[EXERCISE OBJECTIVE]:
Search the listing for "głównie" and copy every line where it appears.

[ENTRIES SHOWN]:
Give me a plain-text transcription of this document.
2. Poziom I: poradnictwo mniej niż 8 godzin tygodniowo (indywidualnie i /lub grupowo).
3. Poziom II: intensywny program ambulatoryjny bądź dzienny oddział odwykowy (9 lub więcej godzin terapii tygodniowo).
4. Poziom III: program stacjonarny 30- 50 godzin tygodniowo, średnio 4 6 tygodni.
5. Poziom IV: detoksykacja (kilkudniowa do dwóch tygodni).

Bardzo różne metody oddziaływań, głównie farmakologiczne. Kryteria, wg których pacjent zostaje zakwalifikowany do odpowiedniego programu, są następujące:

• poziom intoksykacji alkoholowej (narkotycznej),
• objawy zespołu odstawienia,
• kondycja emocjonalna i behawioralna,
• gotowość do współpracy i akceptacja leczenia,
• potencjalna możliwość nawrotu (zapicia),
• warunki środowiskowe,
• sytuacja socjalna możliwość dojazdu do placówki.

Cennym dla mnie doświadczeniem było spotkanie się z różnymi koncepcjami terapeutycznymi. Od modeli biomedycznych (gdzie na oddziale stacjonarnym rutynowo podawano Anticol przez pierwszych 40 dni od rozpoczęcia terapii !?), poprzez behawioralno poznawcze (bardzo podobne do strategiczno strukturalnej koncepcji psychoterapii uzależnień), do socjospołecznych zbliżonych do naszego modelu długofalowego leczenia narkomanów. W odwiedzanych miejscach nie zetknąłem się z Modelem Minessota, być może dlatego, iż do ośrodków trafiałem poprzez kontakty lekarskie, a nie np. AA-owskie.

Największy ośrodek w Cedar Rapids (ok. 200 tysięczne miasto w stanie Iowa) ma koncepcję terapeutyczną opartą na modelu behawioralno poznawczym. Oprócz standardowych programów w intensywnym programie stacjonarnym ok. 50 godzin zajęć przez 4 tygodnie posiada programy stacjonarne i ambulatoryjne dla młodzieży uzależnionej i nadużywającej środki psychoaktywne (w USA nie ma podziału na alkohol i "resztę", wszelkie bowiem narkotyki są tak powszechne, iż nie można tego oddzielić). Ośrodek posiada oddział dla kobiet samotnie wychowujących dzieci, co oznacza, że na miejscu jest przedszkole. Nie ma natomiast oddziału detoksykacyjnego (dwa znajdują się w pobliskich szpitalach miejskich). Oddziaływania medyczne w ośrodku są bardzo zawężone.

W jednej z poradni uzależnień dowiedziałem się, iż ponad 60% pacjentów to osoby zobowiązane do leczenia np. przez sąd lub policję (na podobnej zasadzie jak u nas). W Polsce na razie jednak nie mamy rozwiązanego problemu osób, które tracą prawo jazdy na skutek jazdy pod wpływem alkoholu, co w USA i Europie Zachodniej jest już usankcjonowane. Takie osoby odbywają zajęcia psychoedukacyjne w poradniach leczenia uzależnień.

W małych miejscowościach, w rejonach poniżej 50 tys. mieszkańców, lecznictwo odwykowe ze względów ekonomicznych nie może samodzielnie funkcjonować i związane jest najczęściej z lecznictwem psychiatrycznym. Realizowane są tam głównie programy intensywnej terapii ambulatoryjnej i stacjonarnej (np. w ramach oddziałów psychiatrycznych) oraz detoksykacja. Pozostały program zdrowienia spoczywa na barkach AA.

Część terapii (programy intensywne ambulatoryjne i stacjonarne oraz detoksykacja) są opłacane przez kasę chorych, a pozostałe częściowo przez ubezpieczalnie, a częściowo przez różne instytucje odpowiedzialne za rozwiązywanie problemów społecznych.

[EXPECTED ANSWER]:
Bardzo różne metody oddziaływań, głównie farmakologiczne. Kryteria, wg których pacjent zostaje zakwalifikowany do odpowiedniego programu, są następujące:
W małych miejscowościach, w rejonach poniżej 50 tys. mieszkańców, lecznictwo odwykowe ze względów ekonomicznych nie może samodzielnie funkcjonować i związane jest najczęściej z lecznictwem psychiatrycznym. Realizowane są tam głównie programy intensywnej terapii ambulatoryjnej i stacjonarnej (np. w ramach oddziałów psychiatrycznych) oraz detoksykacja. Pozostały program zdrowienia spoczywa na barkach AA.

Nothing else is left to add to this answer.